-- BEGIN --
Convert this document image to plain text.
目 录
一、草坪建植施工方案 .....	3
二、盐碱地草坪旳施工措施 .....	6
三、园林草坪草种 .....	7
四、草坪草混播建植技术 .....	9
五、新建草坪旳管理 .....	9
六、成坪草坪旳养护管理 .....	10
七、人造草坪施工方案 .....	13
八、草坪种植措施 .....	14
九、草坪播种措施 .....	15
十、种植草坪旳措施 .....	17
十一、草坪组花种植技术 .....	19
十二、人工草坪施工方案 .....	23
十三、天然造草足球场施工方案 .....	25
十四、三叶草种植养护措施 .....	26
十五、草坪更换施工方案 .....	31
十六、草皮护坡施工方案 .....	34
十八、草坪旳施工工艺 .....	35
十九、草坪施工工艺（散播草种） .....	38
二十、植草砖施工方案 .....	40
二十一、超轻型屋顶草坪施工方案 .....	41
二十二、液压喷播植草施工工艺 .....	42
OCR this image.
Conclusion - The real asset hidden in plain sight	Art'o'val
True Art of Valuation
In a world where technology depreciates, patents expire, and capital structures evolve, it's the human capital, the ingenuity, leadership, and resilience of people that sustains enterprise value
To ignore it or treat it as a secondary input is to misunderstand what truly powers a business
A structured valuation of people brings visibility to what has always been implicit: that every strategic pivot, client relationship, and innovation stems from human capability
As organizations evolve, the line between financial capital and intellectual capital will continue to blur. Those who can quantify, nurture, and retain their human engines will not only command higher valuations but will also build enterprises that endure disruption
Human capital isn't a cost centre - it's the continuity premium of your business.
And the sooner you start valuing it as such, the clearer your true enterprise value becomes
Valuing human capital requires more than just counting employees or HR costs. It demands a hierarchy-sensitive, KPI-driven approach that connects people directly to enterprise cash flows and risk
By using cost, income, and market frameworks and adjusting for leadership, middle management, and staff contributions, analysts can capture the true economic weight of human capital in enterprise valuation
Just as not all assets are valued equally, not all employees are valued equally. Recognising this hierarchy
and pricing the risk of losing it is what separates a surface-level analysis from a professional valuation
-- END --
SHORT PROBLEM:
Extract each line of the material exactly as it stands.

OUTPUT FOR THIS TASK:
Convert this document image to plain text.
目 录
一、草坪建植施工方案 .....	3
二、盐碱地草坪旳施工措施 .....	6
三、园林草坪草种 .....	7
四、草坪草混播建植技术 .....	9
五、新建草坪旳管理 .....	9
六、成坪草坪旳养护管理 .....	10
七、人造草坪施工方案 .....	13
八、草坪种植措施 .....	14
九、草坪播种措施 .....	15
十、种植草坪旳措施 .....	17
十一、草坪组花种植技术 .....	19
十二、人工草坪施工方案 .....	23
十三、天然造草足球场施工方案 .....	25
十四、三叶草种植养护措施 .....	26
十五、草坪更换施工方案 .....	31
十六、草皮护坡施工方案 .....	34
十八、草坪旳施工工艺 .....	35
十九、草坪施工工艺（散播草种） .....	38
二十、植草砖施工方案 .....	40
二十一、超轻型屋顶草坪施工方案 .....	41
二十二、液压喷播植草施工工艺 .....	42
OCR this image.
Conclusion - The real asset hidden in plain sight	Art'o'val
True Art of Valuation
In a world where technology depreciates, patents expire, and capital structures evolve, it's the human capital, the ingenuity, leadership, and resilience of people that sustains enterprise value
To ignore it or treat it as a secondary input is to misunderstand what truly powers a business
A structured valuation of people brings visibility to what has always been implicit: that every strategic pivot, client relationship, and innovation stems from human capability
As organizations evolve, the line between financial capital and intellectual capital will continue to blur. Those who can quantify, nurture, and retain their human engines will not only command higher valuations but will also build enterprises that endure disruption
Human capital isn't a cost centre - it's the continuity premium of your business.
And the sooner you start valuing it as such, the clearer your true enterprise value becomes
Valuing human capital requires more than just counting employees or HR costs. It demands a hierarchy-sensitive, KPI-driven approach that connects people directly to enterprise cash flows and risk
By using cost, income, and market frameworks and adjusting for leadership, middle management, and staff contributions, analysts can capture the true economic weight of human capital in enterprise valuation
Just as not all assets are valued equally, not all employees are valued equally. Recognising this hierarchy
and pricing the risk of losing it is what separates a surface-level analysis from a professional valuation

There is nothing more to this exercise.